§ **What to do**
Repeat the records verbatim and leave the pictures out of your copy.

§ **Records supplied**
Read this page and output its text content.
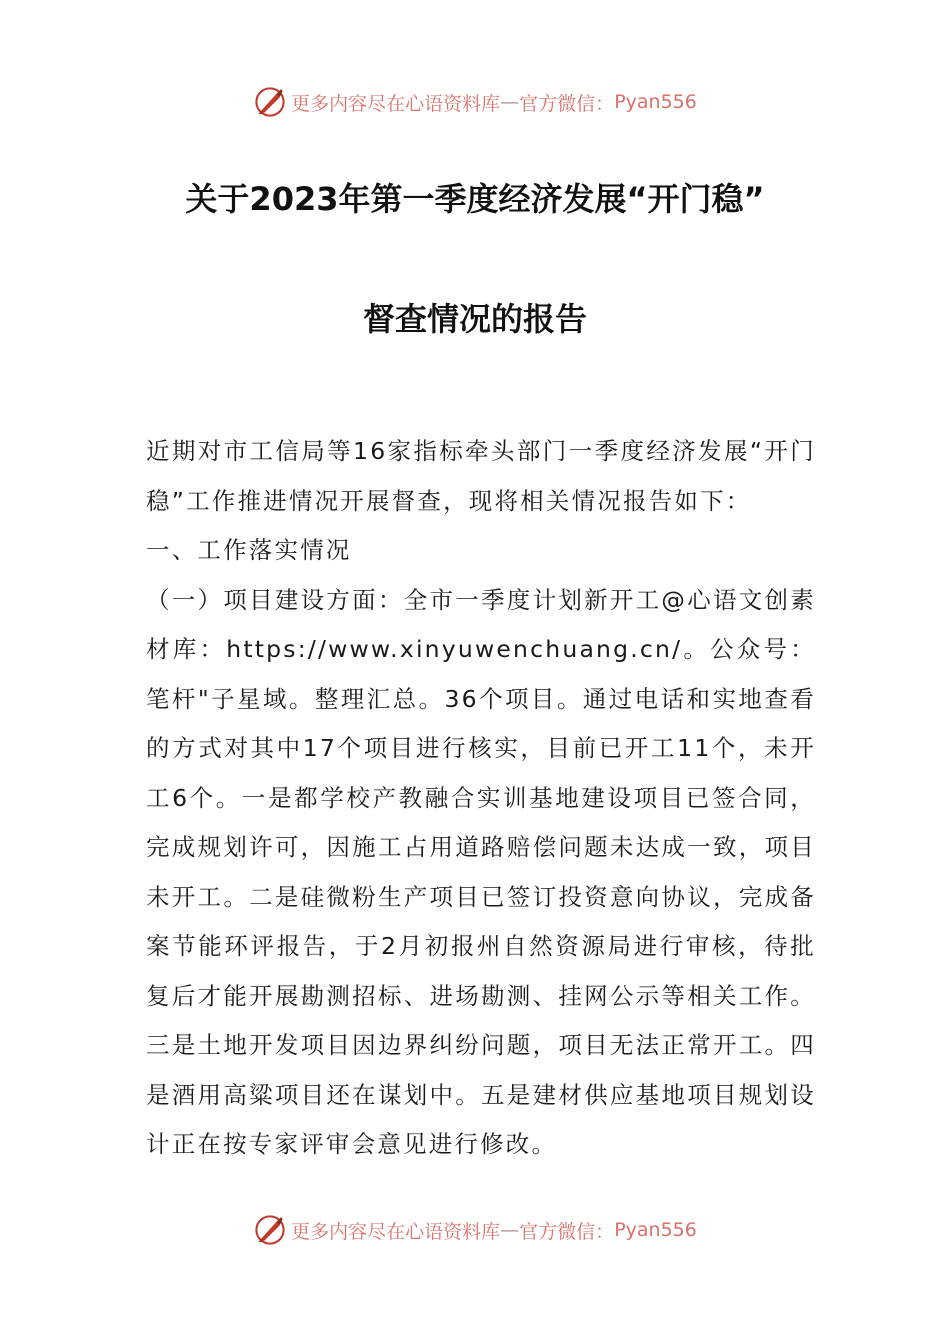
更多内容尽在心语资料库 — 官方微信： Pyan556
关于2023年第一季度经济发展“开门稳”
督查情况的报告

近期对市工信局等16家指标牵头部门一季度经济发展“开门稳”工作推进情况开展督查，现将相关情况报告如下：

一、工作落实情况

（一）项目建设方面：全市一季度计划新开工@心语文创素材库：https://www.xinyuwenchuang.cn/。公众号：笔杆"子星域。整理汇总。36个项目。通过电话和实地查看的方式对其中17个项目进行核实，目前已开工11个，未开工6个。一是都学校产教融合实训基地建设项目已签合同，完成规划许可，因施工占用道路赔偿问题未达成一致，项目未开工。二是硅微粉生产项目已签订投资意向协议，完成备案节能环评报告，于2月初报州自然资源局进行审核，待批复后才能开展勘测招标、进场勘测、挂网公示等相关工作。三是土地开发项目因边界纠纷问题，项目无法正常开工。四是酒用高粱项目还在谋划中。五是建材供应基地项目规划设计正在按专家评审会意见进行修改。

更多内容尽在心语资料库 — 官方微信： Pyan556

§ **Answer to this task**
Read this page and output its text content.
更多内容尽在心语资料库 — 官方微信： Pyan556
关于2023年第一季度经济发展“开门稳”
督查情况的报告

近期对市工信局等16家指标牵头部门一季度经济发展“开门稳”工作推进情况开展督查，现将相关情况报告如下：

一、工作落实情况

（一）项目建设方面：全市一季度计划新开工@心语文创素材库：https://www.xinyuwenchuang.cn/。公众号：笔杆"子星域。整理汇总。36个项目。通过电话和实地查看的方式对其中17个项目进行核实，目前已开工11个，未开工6个。一是都学校产教融合实训基地建设项目已签合同，完成规划许可，因施工占用道路赔偿问题未达成一致，项目未开工。二是硅微粉生产项目已签订投资意向协议，完成备案节能环评报告，于2月初报州自然资源局进行审核，待批复后才能开展勘测招标、进场勘测、挂网公示等相关工作。三是土地开发项目因边界纠纷问题，项目无法正常开工。四是酒用高粱项目还在谋划中。五是建材供应基地项目规划设计正在按专家评审会意见进行修改。

更多内容尽在心语资料库 — 官方微信： Pyan556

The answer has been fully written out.